▶ Record list
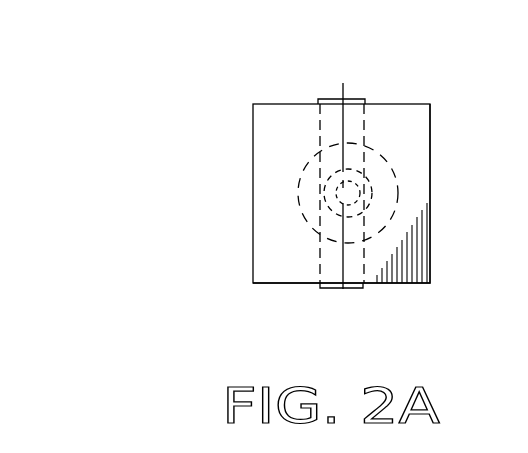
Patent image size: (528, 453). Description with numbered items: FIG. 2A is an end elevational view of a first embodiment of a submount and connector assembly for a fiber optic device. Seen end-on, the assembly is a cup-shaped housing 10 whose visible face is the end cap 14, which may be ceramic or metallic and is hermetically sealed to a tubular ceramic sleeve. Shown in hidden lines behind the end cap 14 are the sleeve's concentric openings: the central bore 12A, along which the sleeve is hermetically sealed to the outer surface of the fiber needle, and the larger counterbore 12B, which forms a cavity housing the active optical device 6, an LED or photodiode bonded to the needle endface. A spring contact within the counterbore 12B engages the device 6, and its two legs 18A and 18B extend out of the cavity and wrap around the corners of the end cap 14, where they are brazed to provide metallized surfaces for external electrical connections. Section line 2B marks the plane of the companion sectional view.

The cup-shaped housing 10 is at (208, 64).
The end cap 14 is at (405, 108).
The leg of spring contact 18B is at (353, 98).
The leg of spring contact 18A is at (355, 288).
The section line 2B- 2B is at (345, 73).
The counterbore 12B is at (305, 151).
The central bore 12A is at (300, 214).
The active optical device 6 is at (332, 194).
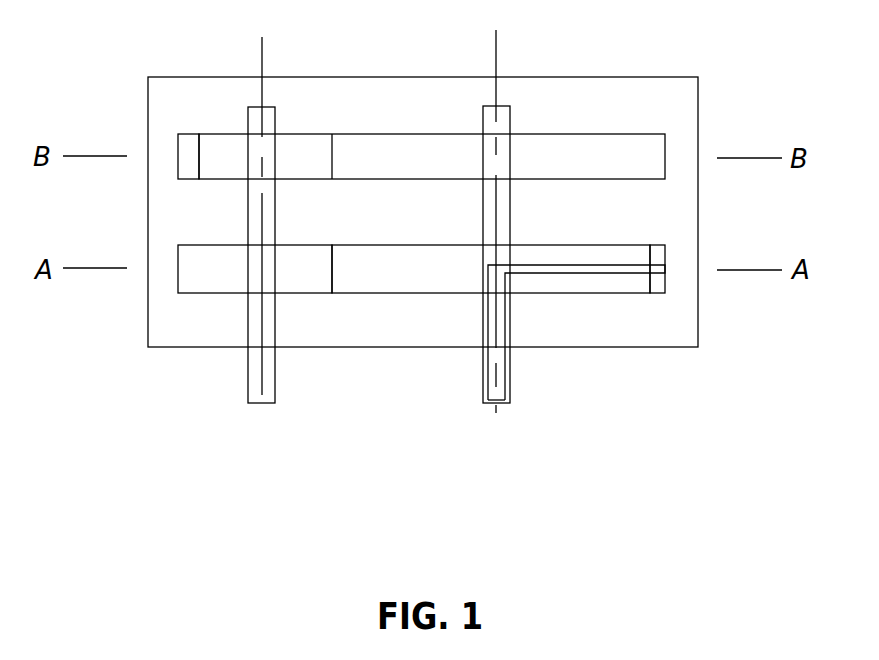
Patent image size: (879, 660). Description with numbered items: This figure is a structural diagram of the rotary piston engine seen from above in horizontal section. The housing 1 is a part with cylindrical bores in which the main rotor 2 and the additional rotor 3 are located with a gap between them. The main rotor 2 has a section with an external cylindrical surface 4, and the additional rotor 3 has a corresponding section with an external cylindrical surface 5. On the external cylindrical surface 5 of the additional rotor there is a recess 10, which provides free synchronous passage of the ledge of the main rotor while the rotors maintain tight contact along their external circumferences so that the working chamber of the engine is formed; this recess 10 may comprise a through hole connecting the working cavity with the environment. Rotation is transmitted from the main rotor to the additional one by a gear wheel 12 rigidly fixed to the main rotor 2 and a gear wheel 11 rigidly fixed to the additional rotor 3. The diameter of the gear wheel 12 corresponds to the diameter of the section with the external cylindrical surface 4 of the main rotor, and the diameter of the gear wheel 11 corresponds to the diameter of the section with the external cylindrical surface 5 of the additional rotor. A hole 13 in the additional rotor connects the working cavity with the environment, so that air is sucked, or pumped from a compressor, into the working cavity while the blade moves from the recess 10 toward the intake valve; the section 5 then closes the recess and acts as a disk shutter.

The housing 1 is at (399, 212).
The main rotor 2 is at (221, 218).
The additional rotor 3 is at (562, 221).
The section with the external cylindrical surface of the main rotor 4 is at (216, 226).
The section with the external cylindrical surface of the additional rotor 5 is at (541, 259).
The recess on the external surface of the additional rotor 10 is at (704, 241).
The gear wheel rigidly fixed to the additional rotor 11 is at (478, 137).
The gear wheel rigidly fixed to the main rotor 12 is at (150, 122).
The hole connecting the working cavity with the environment 13 is at (629, 388).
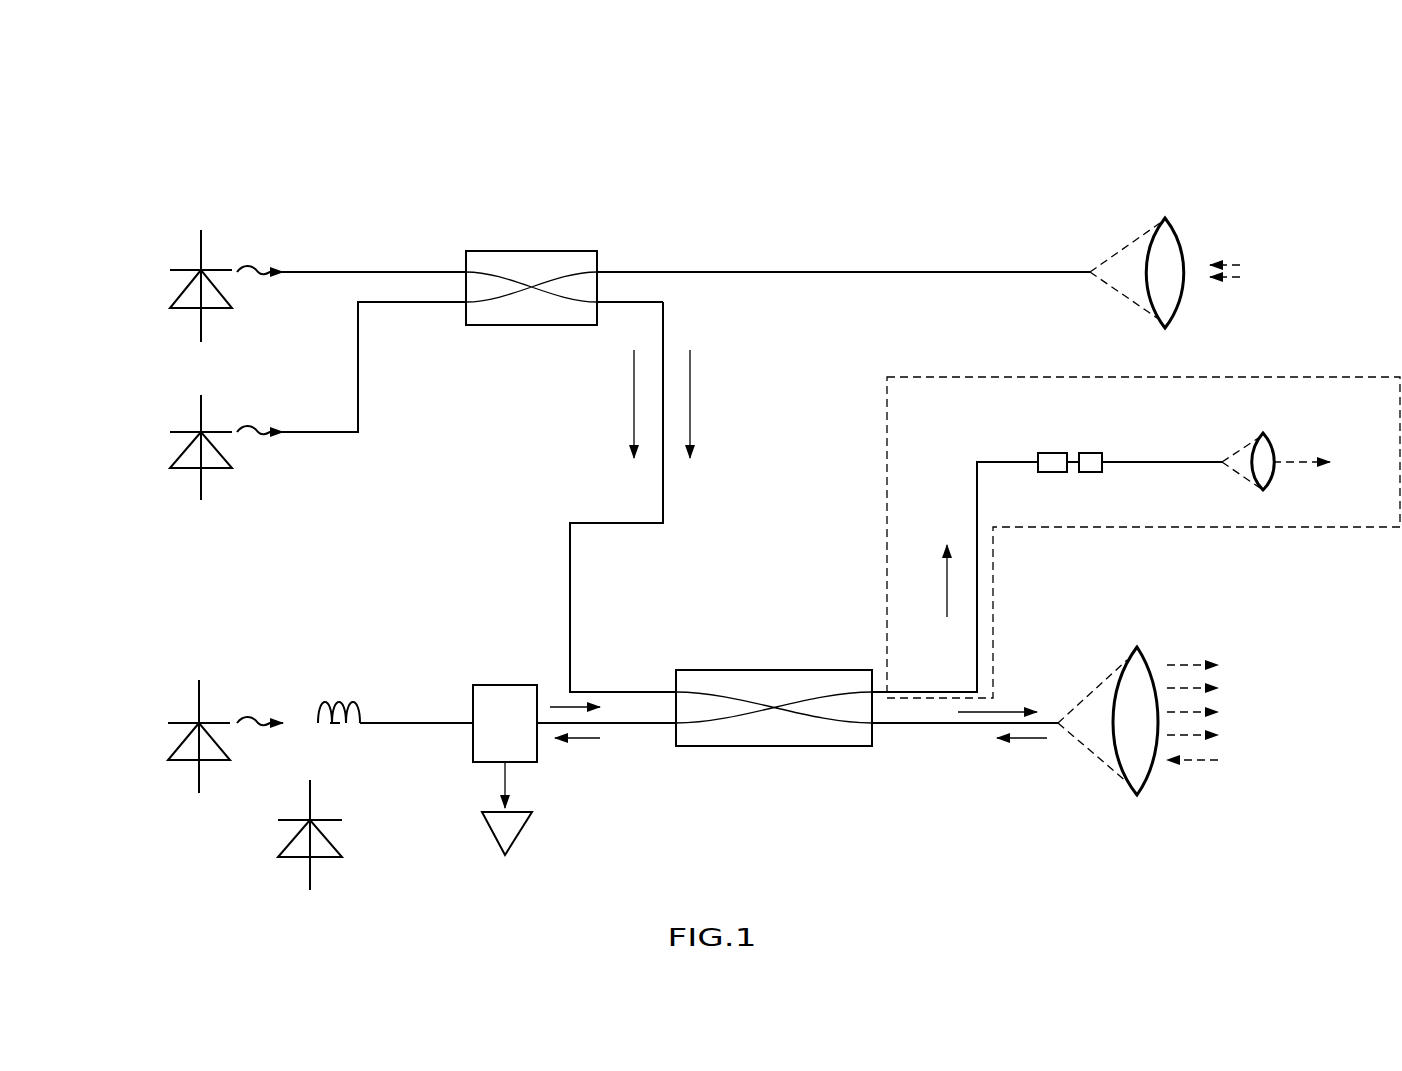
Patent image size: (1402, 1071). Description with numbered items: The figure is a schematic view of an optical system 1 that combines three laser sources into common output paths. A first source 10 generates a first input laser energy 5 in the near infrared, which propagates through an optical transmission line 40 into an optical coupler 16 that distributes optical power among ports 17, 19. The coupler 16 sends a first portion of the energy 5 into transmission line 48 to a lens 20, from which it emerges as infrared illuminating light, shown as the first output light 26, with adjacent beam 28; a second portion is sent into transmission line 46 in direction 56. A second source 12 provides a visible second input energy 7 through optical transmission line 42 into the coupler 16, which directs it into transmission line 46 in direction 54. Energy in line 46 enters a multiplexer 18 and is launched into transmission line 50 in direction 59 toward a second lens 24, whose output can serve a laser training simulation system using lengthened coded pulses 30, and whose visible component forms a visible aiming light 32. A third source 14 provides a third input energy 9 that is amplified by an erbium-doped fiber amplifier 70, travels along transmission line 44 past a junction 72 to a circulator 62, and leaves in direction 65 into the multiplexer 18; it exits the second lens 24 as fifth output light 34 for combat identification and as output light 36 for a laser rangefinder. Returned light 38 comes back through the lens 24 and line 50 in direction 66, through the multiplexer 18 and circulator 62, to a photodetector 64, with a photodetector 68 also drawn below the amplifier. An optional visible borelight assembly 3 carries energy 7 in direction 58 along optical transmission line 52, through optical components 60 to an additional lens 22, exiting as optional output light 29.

The optical system 1 is at (1005, 170).
The visible borelight assembly 3 is at (1292, 527).
The first input laser energy 5 is at (262, 274).
The second input energy 7 is at (262, 434).
The third input energy 9 is at (262, 725).
The first source 10 is at (178, 245).
The second source 12 is at (178, 408).
The third source 14 is at (178, 690).
The optical coupler 16 is at (532, 230).
The port 17 is at (597, 272).
The multiplexer 18 is at (724, 750).
The port 19 is at (600, 312).
The lens 20 is at (1190, 230).
The additional lens 22 is at (1282, 425).
The second lens 24 is at (1150, 780).
The first output light 26 is at (1222, 265).
The incoming beam 28 is at (1222, 277).
The optional output light 29 is at (1305, 462).
The coded pulses 30 is at (1212, 660).
The visible aiming light 32 is at (1215, 688).
The fifth output light 34 is at (1215, 712).
The output light 36 is at (1215, 735).
The returned light 38 is at (1205, 762).
The optical transmission line 40 is at (333, 272).
The optical transmission line 42 is at (358, 390).
The transmission line 44 is at (422, 726).
The transmission line 46 is at (663, 510).
The transmission line 48 is at (850, 272).
The transmission line 50 is at (925, 727).
The optical transmission line 52 is at (977, 492).
The direction 54 is at (627, 437).
The direction 56 is at (700, 372).
The direction 58 is at (945, 600).
The direction 59 is at (1010, 710).
The optical components 60 is at (1068, 448).
The circulator 62 is at (473, 685).
The photodetector 64 is at (522, 850).
The direction 65 is at (560, 705).
The direction 66 is at (590, 742).
The photodetector 68 is at (325, 866).
The erbium-doped fiber amplifier 70 is at (343, 690).
The junction 72 is at (336, 740).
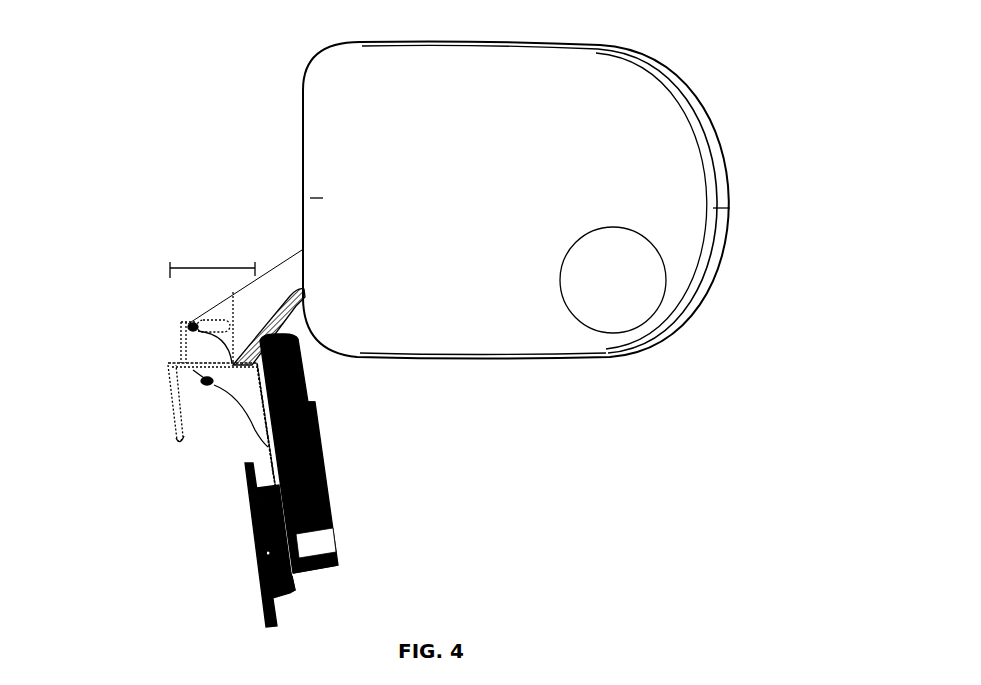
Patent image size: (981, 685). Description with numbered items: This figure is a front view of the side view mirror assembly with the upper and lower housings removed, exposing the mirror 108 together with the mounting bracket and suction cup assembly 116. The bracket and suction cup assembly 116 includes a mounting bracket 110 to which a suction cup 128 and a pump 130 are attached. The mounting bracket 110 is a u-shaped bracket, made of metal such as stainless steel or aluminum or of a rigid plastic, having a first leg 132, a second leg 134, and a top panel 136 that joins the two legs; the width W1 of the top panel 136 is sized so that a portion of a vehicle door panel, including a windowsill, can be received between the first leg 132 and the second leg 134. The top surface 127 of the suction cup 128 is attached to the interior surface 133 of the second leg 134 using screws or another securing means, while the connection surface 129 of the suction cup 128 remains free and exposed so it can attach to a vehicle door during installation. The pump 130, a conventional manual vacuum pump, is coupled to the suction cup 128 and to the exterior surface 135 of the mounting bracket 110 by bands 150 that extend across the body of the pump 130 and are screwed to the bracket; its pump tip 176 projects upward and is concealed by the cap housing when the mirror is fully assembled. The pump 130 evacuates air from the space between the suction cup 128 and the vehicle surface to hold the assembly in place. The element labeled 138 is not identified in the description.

The mirror 108 is at (663, 199).
The width of top panel W1 is at (218, 268).
The mounting bracket 110 is at (170, 402).
The bracket and suction cup assembly 116 is at (160, 505).
The top panel 136 is at (192, 325).
The first leg 132 is at (170, 393).
The flange end 138 is at (176, 440).
The interior surface 133 is at (272, 464).
The pump tip 176 is at (303, 380).
The pump 130 is at (327, 485).
The bands 150 is at (315, 420).
The exterior surface 135 is at (338, 563).
The second leg 134 is at (296, 577).
The top surface 127 is at (293, 578).
The suction cup 128 is at (263, 546).
The connection surface 129 is at (268, 627).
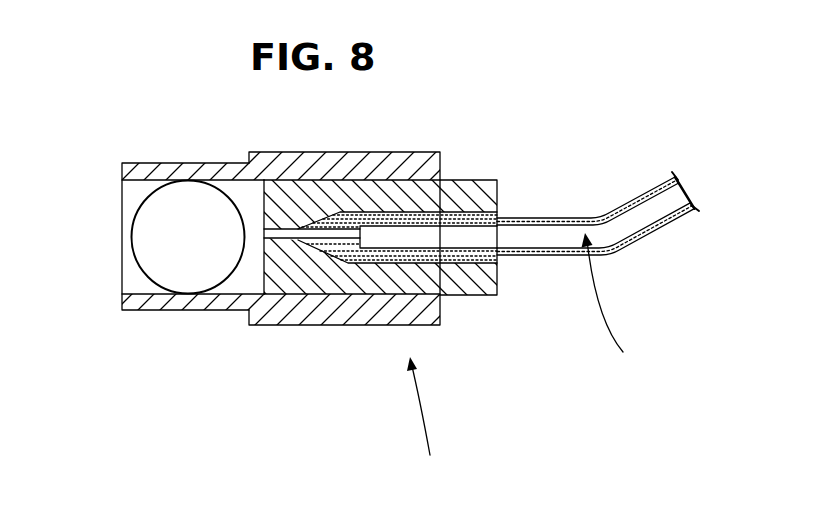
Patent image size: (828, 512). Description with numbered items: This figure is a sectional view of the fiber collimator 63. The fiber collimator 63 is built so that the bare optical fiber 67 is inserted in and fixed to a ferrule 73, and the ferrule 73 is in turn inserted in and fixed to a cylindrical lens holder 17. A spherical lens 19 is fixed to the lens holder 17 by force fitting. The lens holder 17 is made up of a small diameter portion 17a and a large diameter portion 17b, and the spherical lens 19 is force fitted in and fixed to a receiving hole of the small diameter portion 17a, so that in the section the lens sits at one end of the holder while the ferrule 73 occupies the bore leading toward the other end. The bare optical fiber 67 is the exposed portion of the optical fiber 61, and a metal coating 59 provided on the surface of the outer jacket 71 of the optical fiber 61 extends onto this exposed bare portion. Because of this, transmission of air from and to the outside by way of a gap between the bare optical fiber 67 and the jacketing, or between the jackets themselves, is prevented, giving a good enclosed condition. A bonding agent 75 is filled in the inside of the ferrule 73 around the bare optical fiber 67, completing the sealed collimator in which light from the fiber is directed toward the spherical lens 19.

The lens holder 17 is at (299, 253).
The small diameter portion 17a is at (172, 310).
The large diameter portion 17b is at (422, 320).
The spherical lens 19 is at (162, 232).
The metal coating 59 is at (657, 229).
The optical fiber 61 is at (622, 304).
The fiber collimator 63 is at (420, 423).
The bare optical fiber 67 is at (280, 240).
The outer jacket 71 is at (437, 232).
The ferrule 73 is at (475, 297).
The bonding agent 75 is at (350, 270).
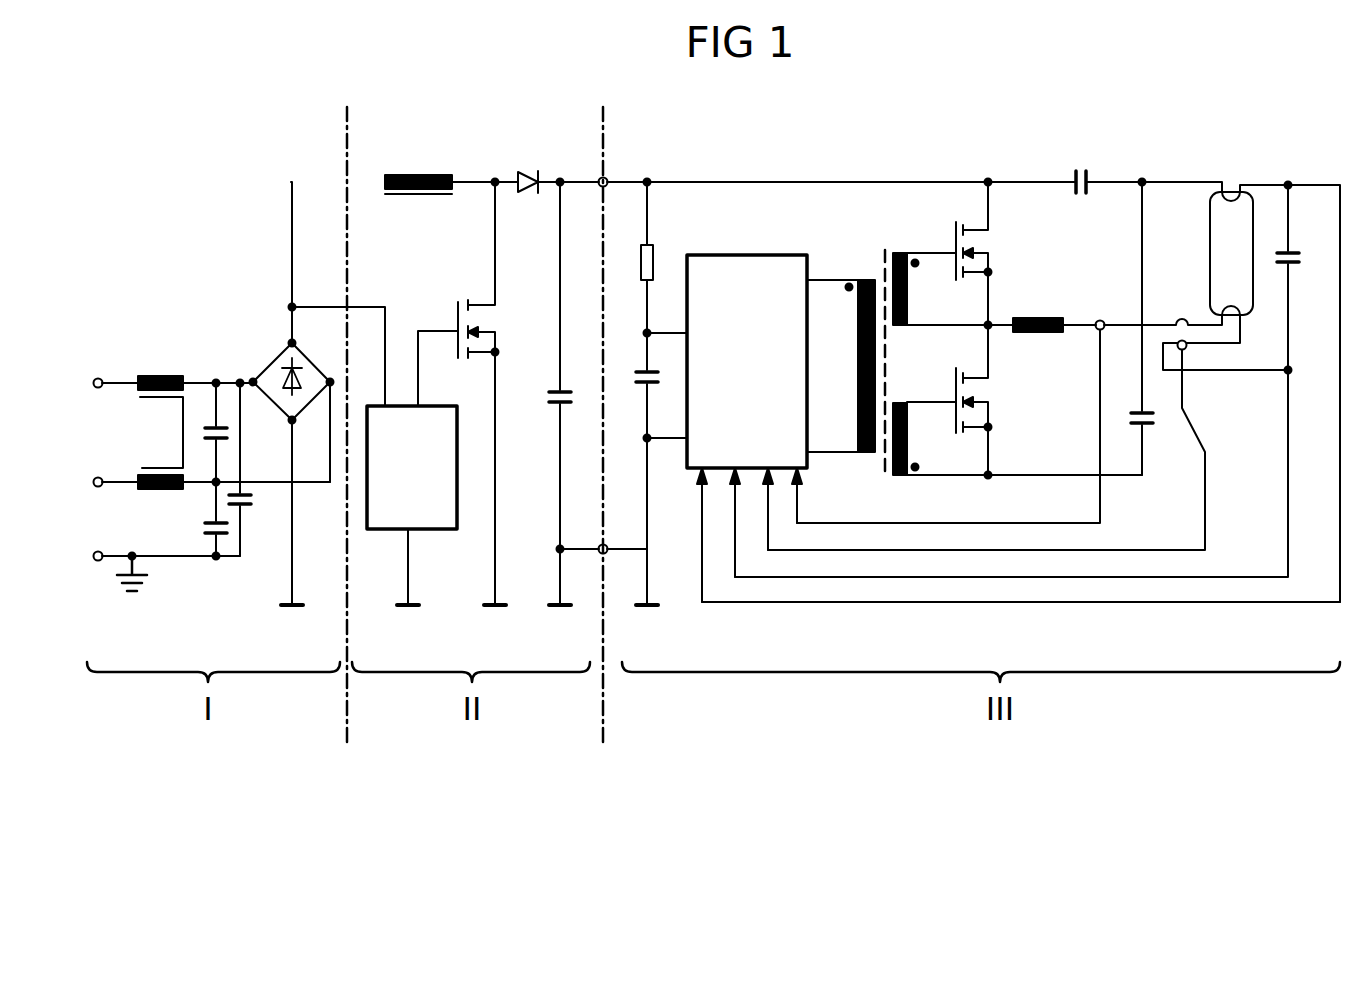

▶ Stated goal
Rewrite everything from the start of the listing down to the line containing "The cup-shaped housing 10 is at (208, 64).", both ends included, as a Markdown table with columns Row and Line, skipping blank lines. Leave the pictures out.

▶ Final answer
| Row | Line |
|---|---|
| 1 | Patent image size: (528, 453). Description with numbered items: FIG. 2A is an end elevational view of a first embodiment of a submount and connector assembly for a fiber optic device. Seen end-on, the assembly is a cup-shaped housing 10 whose visible face is the end cap 14, which may be ceramic or metallic and is hermetically sealed to a tubular ceramic sleeve. Shown in hidden lines behind the end cap 14 are the sleeve's concentric openings: the central bore 12A, along which the sleeve is hermetically sealed to the outer surface of the fiber needle, and the larger counterbore 12B, which forms a cavity housing the active optical device 6, an LED or photodiode bonded to the needle endface. A spring contact within the counterbore 12B engages the device 6, and its two legs 18A and 18B extend out of the cavity and wrap around the corners of the end cap 14, where they are brazed to provide metallized surfaces for external electrical connections. Section line 2B marks the plane of the companion sectional view. |
| 2 | The cup-shaped housing 10 is at (208, 64). |